◆ DIRECTIVE
In the listing below, identify each line with the word "last" and return those lines.

◆ DATASET RECORDS
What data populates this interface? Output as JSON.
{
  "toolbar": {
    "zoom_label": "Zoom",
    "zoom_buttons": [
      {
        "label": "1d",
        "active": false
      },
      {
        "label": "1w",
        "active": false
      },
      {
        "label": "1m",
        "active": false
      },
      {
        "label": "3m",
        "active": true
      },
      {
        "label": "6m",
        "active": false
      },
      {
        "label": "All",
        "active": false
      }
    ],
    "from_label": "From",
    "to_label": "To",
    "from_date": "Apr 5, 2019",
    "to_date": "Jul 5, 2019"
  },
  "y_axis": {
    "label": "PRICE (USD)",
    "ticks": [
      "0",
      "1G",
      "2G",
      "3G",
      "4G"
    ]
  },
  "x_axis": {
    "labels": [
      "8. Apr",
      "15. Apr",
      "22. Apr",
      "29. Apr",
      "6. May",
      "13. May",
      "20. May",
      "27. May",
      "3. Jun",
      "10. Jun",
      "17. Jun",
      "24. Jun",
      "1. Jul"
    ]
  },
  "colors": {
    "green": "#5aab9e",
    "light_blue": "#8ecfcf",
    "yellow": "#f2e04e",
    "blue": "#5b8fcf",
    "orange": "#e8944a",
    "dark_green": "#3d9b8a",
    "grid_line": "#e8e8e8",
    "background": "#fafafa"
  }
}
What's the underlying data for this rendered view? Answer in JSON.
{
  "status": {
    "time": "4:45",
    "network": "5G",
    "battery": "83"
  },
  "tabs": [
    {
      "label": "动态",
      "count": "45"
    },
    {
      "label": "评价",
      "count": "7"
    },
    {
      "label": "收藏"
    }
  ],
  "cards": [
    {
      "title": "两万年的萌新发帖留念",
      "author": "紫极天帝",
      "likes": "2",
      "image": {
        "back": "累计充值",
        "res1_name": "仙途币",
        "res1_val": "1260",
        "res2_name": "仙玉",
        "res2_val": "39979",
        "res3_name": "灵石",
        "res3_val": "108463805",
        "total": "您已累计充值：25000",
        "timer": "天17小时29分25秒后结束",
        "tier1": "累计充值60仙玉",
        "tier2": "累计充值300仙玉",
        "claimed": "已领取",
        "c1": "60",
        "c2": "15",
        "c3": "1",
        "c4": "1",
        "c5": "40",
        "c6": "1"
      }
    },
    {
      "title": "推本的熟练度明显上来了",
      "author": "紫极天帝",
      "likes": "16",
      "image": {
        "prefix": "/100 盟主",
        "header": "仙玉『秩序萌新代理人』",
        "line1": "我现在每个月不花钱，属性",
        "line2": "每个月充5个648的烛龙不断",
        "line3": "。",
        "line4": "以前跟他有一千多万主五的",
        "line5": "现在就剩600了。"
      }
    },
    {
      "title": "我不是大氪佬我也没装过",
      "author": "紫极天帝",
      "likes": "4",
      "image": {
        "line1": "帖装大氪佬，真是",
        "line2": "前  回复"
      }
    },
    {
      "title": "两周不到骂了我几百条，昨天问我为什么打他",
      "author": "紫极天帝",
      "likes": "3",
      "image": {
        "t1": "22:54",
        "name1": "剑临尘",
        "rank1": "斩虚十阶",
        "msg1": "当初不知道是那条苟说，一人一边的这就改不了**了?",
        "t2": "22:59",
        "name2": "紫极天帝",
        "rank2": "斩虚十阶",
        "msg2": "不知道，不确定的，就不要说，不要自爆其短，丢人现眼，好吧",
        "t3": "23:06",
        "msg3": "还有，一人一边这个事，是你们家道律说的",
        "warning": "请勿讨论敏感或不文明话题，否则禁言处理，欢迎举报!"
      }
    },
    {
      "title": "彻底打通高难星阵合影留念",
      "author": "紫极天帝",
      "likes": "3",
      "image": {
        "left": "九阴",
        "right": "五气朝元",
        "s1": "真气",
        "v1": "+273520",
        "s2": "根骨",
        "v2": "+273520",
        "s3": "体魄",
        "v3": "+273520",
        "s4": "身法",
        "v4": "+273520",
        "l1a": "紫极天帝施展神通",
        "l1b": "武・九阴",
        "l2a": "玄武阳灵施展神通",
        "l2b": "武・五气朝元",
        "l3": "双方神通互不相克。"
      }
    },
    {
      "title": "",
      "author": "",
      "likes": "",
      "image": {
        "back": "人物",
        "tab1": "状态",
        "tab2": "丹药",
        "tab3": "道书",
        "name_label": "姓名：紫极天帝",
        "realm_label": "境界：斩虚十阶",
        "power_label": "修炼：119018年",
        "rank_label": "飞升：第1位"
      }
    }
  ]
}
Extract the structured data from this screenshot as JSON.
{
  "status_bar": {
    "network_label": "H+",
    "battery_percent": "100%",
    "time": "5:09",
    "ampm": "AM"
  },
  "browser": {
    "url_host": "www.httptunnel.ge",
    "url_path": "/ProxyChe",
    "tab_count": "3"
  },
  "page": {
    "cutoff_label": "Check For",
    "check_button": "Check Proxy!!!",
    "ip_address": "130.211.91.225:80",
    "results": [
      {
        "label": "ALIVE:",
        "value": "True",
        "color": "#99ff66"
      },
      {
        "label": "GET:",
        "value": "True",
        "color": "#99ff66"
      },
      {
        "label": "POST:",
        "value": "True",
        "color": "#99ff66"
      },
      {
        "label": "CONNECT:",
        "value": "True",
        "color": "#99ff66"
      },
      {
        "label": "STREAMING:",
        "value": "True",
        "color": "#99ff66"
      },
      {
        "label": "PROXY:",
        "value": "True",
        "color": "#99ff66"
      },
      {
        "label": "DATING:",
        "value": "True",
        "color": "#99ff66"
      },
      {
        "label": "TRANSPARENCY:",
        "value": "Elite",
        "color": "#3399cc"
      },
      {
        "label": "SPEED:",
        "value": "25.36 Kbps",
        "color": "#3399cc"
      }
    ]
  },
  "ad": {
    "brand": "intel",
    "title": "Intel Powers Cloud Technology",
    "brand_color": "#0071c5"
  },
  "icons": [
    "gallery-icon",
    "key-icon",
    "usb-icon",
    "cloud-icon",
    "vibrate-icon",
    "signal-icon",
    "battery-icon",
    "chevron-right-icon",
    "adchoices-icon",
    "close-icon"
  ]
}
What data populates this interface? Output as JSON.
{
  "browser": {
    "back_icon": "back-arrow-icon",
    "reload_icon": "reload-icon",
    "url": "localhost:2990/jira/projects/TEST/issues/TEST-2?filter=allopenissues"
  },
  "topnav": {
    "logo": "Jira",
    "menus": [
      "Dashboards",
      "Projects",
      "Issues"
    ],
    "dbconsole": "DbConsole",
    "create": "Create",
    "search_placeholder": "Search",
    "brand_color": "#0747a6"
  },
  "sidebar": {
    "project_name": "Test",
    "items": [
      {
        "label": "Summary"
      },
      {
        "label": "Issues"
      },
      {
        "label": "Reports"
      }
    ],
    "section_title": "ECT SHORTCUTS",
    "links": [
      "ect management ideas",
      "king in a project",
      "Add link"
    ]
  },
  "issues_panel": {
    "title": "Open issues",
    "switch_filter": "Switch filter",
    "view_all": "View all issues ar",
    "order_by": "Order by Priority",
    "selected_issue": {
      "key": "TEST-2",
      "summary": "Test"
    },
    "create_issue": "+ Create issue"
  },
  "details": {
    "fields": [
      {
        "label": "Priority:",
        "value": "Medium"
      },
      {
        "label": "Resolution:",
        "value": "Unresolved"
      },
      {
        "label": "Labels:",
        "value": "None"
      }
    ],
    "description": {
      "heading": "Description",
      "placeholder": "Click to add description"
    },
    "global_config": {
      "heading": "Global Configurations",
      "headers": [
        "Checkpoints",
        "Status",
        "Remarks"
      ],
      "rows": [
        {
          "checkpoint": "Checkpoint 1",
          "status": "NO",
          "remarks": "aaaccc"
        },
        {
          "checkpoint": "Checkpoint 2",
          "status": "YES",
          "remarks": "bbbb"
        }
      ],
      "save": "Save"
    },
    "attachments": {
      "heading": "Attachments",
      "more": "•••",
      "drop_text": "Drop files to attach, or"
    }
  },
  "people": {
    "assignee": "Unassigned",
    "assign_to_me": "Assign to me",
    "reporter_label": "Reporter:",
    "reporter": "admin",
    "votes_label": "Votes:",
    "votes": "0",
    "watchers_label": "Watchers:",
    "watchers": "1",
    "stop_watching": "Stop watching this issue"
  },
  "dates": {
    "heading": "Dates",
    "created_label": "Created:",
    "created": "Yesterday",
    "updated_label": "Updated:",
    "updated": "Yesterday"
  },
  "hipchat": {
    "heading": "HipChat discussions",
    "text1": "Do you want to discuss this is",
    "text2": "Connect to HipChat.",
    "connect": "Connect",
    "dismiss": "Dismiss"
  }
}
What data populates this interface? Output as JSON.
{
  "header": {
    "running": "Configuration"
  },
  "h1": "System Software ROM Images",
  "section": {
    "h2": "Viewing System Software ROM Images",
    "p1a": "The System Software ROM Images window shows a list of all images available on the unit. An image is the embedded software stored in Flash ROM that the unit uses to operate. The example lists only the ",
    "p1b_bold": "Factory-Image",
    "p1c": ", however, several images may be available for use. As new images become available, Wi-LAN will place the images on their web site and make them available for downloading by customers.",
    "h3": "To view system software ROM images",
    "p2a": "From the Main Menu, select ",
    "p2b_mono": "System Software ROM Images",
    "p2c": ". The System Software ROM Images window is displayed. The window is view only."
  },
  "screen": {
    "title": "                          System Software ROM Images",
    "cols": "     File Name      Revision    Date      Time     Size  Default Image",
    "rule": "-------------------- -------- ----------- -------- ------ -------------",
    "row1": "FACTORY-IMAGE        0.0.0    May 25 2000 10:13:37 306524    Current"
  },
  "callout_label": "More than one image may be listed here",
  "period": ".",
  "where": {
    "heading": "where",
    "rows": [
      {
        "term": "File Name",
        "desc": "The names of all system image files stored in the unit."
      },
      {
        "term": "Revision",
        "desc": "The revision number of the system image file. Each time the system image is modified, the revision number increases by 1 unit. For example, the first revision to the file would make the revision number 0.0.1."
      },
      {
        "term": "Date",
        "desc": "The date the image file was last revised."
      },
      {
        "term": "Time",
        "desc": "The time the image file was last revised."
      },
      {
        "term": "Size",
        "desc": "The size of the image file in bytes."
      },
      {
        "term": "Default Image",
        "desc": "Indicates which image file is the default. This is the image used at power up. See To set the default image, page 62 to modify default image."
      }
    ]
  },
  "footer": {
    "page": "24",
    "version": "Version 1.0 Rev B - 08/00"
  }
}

◆ CORRECT RESULT
        "desc": "The date the image file was last revised."
        "desc": "The time the image file was last revised."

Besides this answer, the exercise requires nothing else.